Stored data

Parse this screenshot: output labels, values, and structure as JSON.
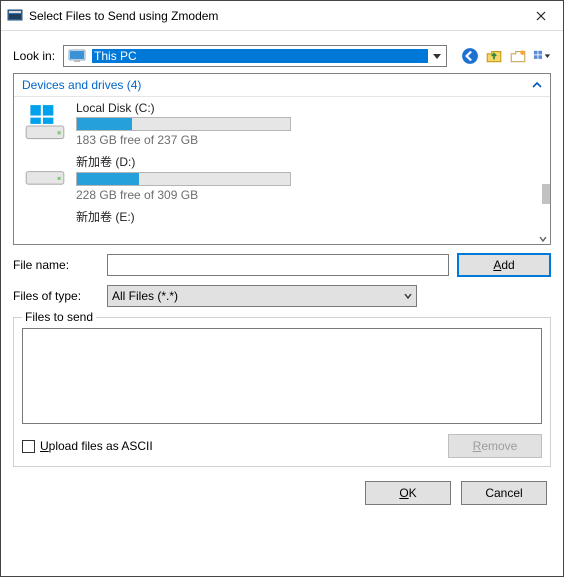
{
  "window": {
    "title": "Select Files to Send using Zmodem"
  },
  "lookin": {
    "label": "Look in:",
    "value": "This PC"
  },
  "section": {
    "title_prefix": "Devices and drives (",
    "count": "4",
    "title_suffix": ")"
  },
  "drives": [
    {
      "name": "Local Disk (C:)",
      "free": "183 GB free of 237 GB",
      "fillpct": 26,
      "kind": "system"
    },
    {
      "name": "新加卷 (D:)",
      "free": "228 GB free of 309 GB",
      "fillpct": 29,
      "kind": "data"
    },
    {
      "name": "新加卷 (E:)",
      "free": "",
      "fillpct": 0,
      "kind": "data"
    }
  ],
  "filename": {
    "label": "File name:",
    "value": ""
  },
  "add_btn": {
    "prefix": "",
    "accel": "A",
    "suffix": "dd"
  },
  "filetype": {
    "label": "Files of type:",
    "value": "All Files (*.*)"
  },
  "group": {
    "legend": "Files to send"
  },
  "ascii_chk": {
    "prefix": "",
    "accel": "U",
    "suffix": "pload files as ASCII",
    "checked": false
  },
  "remove_btn": {
    "prefix": "",
    "accel": "R",
    "suffix": "emove"
  },
  "ok_btn": {
    "prefix": "",
    "accel": "O",
    "suffix": "K"
  },
  "cancel_btn": {
    "label": "Cancel"
  }
}
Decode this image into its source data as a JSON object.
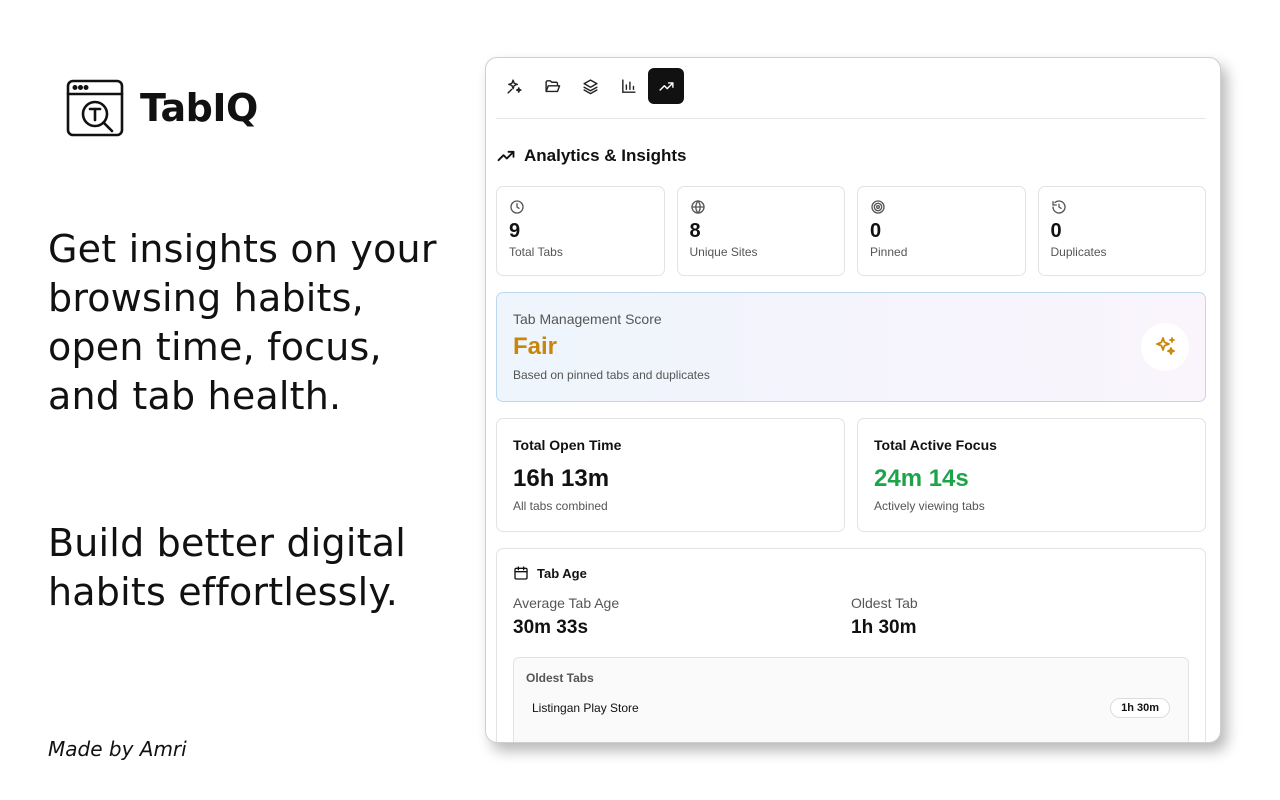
{
  "brand": {
    "name": "TabIQ",
    "logo_icon": "browser-search-icon"
  },
  "tagline": {
    "line1": "Get insights on your browsing habits, open time, focus, and tab health.",
    "line2": "Build better digital habits effortlessly."
  },
  "footer": {
    "made_by": "Made by Amri"
  },
  "toolbar": {
    "buttons": [
      {
        "icon": "sparkles-icon",
        "active": false
      },
      {
        "icon": "folder-open-icon",
        "active": false
      },
      {
        "icon": "layers-icon",
        "active": false
      },
      {
        "icon": "bar-chart-icon",
        "active": false
      },
      {
        "icon": "trending-up-icon",
        "active": true
      }
    ]
  },
  "analytics": {
    "title": "Analytics & Insights",
    "stats": [
      {
        "icon": "clock-icon",
        "value": "9",
        "label": "Total Tabs"
      },
      {
        "icon": "globe-icon",
        "value": "8",
        "label": "Unique Sites"
      },
      {
        "icon": "target-icon",
        "value": "0",
        "label": "Pinned"
      },
      {
        "icon": "history-icon",
        "value": "0",
        "label": "Duplicates"
      }
    ],
    "score": {
      "title": "Tab Management Score",
      "value": "Fair",
      "subtitle": "Based on pinned tabs and duplicates",
      "color": "#c9860a"
    },
    "open_time": {
      "title": "Total Open Time",
      "value": "16h 13m",
      "subtitle": "All tabs combined"
    },
    "active_focus": {
      "title": "Total Active Focus",
      "value": "24m 14s",
      "subtitle": "Actively viewing tabs",
      "color": "#1fa34a"
    },
    "tab_age": {
      "title": "Tab Age",
      "average_label": "Average Tab Age",
      "average_value": "30m 33s",
      "oldest_label": "Oldest Tab",
      "oldest_value": "1h 30m",
      "oldest_tabs_title": "Oldest Tabs",
      "oldest_tabs": [
        {
          "name": "Listingan Play Store",
          "age": "1h 30m"
        }
      ]
    }
  }
}
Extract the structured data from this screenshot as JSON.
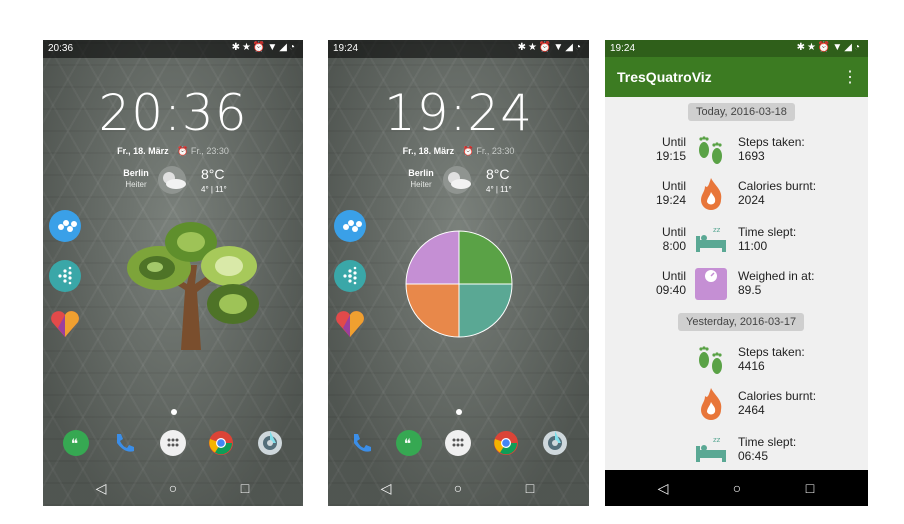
{
  "phone1": {
    "status_time": "20:36",
    "clock": "20:36",
    "date": "Fr., 18. März",
    "next_alarm": "Fr., 23:30",
    "city": "Berlin",
    "condition": "Heiter",
    "temperature": "8°C",
    "temp_range": "4° | 11°"
  },
  "phone2": {
    "status_time": "19:24",
    "clock": "19:24",
    "date": "Fr., 18. März",
    "next_alarm": "Fr., 23:30",
    "city": "Berlin",
    "condition": "Heiter",
    "temperature": "8°C",
    "temp_range": "4° | 11°",
    "pie_colors": [
      "#c58fd4",
      "#5aa246",
      "#e8884a",
      "#5aa894"
    ]
  },
  "app": {
    "status_time": "19:24",
    "title": "TresQuatroViz",
    "today_header": "Today, 2016-03-18",
    "yesterday_header": "Yesterday, 2016-03-17",
    "today": [
      {
        "until_1": "Until",
        "until_2": "19:15",
        "label": "Steps taken:",
        "value": "1693",
        "icon": "footprints-icon"
      },
      {
        "until_1": "Until",
        "until_2": "19:24",
        "label": "Calories burnt:",
        "value": "2024",
        "icon": "flame-icon"
      },
      {
        "until_1": "Until",
        "until_2": "8:00",
        "label": "Time slept:",
        "value": "11:00",
        "icon": "sleep-bed-icon"
      },
      {
        "until_1": "Until",
        "until_2": "09:40",
        "label": "Weighed in at:",
        "value": "89.5",
        "icon": "scale-icon"
      }
    ],
    "yesterday": [
      {
        "label": "Steps taken:",
        "value": "4416",
        "icon": "footprints-icon"
      },
      {
        "label": "Calories burnt:",
        "value": "2464",
        "icon": "flame-icon"
      },
      {
        "label": "Time slept:",
        "value": "06:45",
        "icon": "sleep-bed-icon"
      }
    ],
    "colors": {
      "appbar": "#3c7b22",
      "icon_green": "#5aa246",
      "flame": "#e8763a",
      "scale": "#c58fd4"
    }
  }
}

## Stated task
Note each line of the entries that has "habits" in it, and copy those lines.

## Finished answer
    "line1": "Get insights on your browsing habits, open time, focus, and tab health.",
    "line2": "Build better digital habits effortlessly."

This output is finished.